(Collected data)
--------------------------------------------------

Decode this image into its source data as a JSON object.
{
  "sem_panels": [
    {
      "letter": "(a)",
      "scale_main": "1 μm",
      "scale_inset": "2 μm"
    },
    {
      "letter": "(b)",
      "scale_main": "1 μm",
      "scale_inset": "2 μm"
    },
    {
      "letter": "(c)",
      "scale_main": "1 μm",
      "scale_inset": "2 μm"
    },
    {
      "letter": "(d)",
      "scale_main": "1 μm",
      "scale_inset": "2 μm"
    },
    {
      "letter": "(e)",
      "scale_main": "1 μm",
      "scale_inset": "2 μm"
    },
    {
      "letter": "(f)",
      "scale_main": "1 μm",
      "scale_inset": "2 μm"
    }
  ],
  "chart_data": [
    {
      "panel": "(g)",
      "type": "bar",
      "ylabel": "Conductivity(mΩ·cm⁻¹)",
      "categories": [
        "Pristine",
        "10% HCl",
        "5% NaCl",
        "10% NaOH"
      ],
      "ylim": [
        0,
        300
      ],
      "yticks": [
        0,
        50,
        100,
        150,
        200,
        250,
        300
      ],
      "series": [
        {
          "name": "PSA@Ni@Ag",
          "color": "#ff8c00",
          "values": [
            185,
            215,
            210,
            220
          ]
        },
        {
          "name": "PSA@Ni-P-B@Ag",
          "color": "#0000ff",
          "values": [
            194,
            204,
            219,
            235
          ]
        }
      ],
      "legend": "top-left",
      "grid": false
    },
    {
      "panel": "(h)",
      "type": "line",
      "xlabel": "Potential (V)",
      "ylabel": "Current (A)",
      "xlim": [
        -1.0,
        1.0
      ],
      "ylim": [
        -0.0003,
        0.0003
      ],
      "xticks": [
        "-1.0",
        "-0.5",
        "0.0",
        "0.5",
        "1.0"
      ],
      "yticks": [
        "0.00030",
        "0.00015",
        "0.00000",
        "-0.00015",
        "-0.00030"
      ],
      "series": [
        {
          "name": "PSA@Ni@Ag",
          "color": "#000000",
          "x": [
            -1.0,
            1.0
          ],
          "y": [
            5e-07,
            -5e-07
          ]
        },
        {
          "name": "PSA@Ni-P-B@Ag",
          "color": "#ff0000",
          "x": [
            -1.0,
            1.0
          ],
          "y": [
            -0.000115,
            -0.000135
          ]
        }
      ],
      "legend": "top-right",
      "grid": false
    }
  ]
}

--------------------------------------------------

◆ **WHAT THIS TASK INVOLVES**: Each line above must be reproduced exactly as it stands.

◆ **ANSWER BELOW**:
Decode this image into its source data as a JSON object.
{
  "sem_panels": [
    {
      "letter": "(a)",
      "scale_main": "1 μm",
      "scale_inset": "2 μm"
    },
    {
      "letter": "(b)",
      "scale_main": "1 μm",
      "scale_inset": "2 μm"
    },
    {
      "letter": "(c)",
      "scale_main": "1 μm",
      "scale_inset": "2 μm"
    },
    {
      "letter": "(d)",
      "scale_main": "1 μm",
      "scale_inset": "2 μm"
    },
    {
      "letter": "(e)",
      "scale_main": "1 μm",
      "scale_inset": "2 μm"
    },
    {
      "letter": "(f)",
      "scale_main": "1 μm",
      "scale_inset": "2 μm"
    }
  ],
  "chart_data": [
    {
      "panel": "(g)",
      "type": "bar",
      "ylabel": "Conductivity(mΩ·cm⁻¹)",
      "categories": [
        "Pristine",
        "10% HCl",
        "5% NaCl",
        "10% NaOH"
      ],
      "ylim": [
        0,
        300
      ],
      "yticks": [
        0,
        50,
        100,
        150,
        200,
        250,
        300
      ],
      "series": [
        {
          "name": "PSA@Ni@Ag",
          "color": "#ff8c00",
          "values": [
            185,
            215,
            210,
            220
          ]
        },
        {
          "name": "PSA@Ni-P-B@Ag",
          "color": "#0000ff",
          "values": [
            194,
            204,
            219,
            235
          ]
        }
      ],
      "legend": "top-left",
      "grid": false
    },
    {
      "panel": "(h)",
      "type": "line",
      "xlabel": "Potential (V)",
      "ylabel": "Current (A)",
      "xlim": [
        -1.0,
        1.0
      ],
      "ylim": [
        -0.0003,
        0.0003
      ],
      "xticks": [
        "-1.0",
        "-0.5",
        "0.0",
        "0.5",
        "1.0"
      ],
      "yticks": [
        "0.00030",
        "0.00015",
        "0.00000",
        "-0.00015",
        "-0.00030"
      ],
      "series": [
        {
          "name": "PSA@Ni@Ag",
          "color": "#000000",
          "x": [
            -1.0,
            1.0
          ],
          "y": [
            5e-07,
            -5e-07
          ]
        },
        {
          "name": "PSA@Ni-P-B@Ag",
          "color": "#ff0000",
          "x": [
            -1.0,
            1.0
          ],
          "y": [
            -0.000115,
            -0.000135
          ]
        }
      ],
      "legend": "top-right",
      "grid": false
    }
  ]
}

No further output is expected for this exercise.